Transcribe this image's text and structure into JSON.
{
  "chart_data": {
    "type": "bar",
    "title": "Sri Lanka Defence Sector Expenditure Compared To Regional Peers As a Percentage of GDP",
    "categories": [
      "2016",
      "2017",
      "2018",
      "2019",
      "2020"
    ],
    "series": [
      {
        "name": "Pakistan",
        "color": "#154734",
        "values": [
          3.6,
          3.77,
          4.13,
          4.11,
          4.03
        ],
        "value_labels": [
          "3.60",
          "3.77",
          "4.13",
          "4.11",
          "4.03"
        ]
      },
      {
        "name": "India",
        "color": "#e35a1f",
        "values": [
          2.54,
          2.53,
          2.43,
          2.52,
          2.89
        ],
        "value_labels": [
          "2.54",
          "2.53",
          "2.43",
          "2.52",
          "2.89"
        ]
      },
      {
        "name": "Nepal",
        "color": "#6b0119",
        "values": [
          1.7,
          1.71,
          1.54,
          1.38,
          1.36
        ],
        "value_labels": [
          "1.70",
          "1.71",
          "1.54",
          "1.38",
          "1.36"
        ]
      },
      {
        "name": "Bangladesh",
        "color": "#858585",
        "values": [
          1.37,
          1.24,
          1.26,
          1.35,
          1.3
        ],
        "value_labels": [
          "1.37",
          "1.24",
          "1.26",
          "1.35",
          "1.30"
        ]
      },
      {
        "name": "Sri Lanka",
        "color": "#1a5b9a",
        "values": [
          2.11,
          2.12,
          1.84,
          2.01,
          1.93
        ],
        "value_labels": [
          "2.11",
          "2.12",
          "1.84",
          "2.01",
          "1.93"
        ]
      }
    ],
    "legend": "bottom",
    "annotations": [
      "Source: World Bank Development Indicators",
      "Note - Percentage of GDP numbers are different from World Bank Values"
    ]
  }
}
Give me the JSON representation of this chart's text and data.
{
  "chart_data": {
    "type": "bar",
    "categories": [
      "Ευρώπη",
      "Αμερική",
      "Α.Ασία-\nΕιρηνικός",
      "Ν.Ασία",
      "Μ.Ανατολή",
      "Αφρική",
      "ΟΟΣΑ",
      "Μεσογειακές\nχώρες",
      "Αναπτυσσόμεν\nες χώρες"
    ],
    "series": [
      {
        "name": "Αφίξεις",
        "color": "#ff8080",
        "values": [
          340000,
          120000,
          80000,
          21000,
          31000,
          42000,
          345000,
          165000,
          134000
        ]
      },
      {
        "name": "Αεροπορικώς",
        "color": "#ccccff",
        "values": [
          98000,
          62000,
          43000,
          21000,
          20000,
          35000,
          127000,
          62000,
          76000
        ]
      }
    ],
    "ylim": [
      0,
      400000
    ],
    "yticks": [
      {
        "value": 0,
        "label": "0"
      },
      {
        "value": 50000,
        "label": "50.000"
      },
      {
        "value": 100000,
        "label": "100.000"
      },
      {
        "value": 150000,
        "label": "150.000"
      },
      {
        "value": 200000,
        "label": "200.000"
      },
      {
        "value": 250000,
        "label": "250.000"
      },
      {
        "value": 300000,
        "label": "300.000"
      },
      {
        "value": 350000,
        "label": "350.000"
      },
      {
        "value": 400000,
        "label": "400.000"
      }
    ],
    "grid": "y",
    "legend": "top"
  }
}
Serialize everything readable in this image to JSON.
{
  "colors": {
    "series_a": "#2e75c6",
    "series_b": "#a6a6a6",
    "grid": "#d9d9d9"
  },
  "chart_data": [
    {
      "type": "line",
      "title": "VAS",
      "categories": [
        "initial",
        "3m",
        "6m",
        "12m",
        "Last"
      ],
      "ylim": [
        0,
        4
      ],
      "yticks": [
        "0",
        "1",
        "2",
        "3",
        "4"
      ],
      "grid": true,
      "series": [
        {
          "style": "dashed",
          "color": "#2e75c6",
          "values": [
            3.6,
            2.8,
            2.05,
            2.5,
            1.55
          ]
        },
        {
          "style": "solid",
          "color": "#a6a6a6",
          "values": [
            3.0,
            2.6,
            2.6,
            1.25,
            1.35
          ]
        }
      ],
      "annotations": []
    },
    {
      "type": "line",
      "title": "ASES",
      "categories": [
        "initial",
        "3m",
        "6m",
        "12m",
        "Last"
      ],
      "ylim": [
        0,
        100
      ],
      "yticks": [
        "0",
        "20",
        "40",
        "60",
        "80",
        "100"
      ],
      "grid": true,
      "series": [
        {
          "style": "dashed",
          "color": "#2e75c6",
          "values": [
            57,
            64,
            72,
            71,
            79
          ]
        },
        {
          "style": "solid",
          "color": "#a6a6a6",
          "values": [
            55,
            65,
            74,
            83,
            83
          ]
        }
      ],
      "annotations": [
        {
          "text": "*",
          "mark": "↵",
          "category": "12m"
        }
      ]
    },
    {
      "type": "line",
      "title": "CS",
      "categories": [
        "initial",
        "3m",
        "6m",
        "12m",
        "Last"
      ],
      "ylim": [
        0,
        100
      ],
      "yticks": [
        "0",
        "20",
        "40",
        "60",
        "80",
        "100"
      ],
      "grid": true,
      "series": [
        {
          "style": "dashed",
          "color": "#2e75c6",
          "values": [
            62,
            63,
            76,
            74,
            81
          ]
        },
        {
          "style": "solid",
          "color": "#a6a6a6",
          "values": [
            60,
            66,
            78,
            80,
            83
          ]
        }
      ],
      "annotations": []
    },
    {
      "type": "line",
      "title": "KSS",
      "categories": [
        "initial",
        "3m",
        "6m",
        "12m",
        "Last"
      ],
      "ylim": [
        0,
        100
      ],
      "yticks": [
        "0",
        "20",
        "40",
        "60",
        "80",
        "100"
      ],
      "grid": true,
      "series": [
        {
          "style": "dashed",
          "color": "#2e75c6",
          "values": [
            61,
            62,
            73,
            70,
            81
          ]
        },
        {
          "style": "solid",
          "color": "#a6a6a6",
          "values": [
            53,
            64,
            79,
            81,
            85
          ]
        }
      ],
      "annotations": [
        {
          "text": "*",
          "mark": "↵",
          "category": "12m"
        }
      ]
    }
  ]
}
· · · ·
**Problem to solve:**
Find the lines holding "JSON" and list every one.

**Task result:**
Transcribe this image's text and structure into JSON.
Give me the JSON representation of this chart's text and data.
Serialize everything readable in this image to JSON.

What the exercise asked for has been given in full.